## [Task description]
Write out every record below exactly as it appears.
★ ★ ★ ★ ★ ★ ★
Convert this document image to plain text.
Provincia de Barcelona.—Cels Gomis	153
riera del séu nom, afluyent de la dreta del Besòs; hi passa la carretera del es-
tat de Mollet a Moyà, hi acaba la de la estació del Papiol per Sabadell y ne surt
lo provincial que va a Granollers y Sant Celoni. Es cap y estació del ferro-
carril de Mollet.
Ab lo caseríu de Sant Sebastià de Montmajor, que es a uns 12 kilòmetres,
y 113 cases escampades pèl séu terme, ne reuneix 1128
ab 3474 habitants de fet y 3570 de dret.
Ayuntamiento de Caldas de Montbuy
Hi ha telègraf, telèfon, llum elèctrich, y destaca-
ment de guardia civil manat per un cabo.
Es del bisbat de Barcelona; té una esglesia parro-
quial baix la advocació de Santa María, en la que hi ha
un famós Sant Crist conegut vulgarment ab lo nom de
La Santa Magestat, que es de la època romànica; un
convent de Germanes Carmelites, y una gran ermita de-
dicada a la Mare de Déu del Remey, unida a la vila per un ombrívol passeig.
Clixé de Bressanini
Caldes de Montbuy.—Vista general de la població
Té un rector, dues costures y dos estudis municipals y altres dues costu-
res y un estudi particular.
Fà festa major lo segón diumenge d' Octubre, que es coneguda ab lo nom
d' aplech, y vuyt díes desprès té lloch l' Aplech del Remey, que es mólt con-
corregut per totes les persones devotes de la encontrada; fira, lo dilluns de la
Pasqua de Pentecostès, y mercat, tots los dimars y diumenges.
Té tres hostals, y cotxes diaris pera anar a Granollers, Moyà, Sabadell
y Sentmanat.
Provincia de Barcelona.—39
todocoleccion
★ ★ ★ ★ ★ ★ ★
## [Solution below]
Convert this document image to plain text.
Provincia de Barcelona.—Cels Gomis	153
riera del séu nom, afluyent de la dreta del Besòs; hi passa la carretera del es-
tat de Mollet a Moyà, hi acaba la de la estació del Papiol per Sabadell y ne surt
lo provincial que va a Granollers y Sant Celoni. Es cap y estació del ferro-
carril de Mollet.
Ab lo caseríu de Sant Sebastià de Montmajor, que es a uns 12 kilòmetres,
y 113 cases escampades pèl séu terme, ne reuneix 1128
ab 3474 habitants de fet y 3570 de dret.
Ayuntamiento de Caldas de Montbuy
Hi ha telègraf, telèfon, llum elèctrich, y destaca-
ment de guardia civil manat per un cabo.
Es del bisbat de Barcelona; té una esglesia parro-
quial baix la advocació de Santa María, en la que hi ha
un famós Sant Crist conegut vulgarment ab lo nom de
La Santa Magestat, que es de la època romànica; un
convent de Germanes Carmelites, y una gran ermita de-
dicada a la Mare de Déu del Remey, unida a la vila per un ombrívol passeig.
Clixé de Bressanini
Caldes de Montbuy.—Vista general de la població
Té un rector, dues costures y dos estudis municipals y altres dues costu-
res y un estudi particular.
Fà festa major lo segón diumenge d' Octubre, que es coneguda ab lo nom
d' aplech, y vuyt díes desprès té lloch l' Aplech del Remey, que es mólt con-
corregut per totes les persones devotes de la encontrada; fira, lo dilluns de la
Pasqua de Pentecostès, y mercat, tots los dimars y diumenges.
Té tres hostals, y cotxes diaris pera anar a Granollers, Moyà, Sabadell
y Sentmanat.
Provincia de Barcelona.—39
todocoleccion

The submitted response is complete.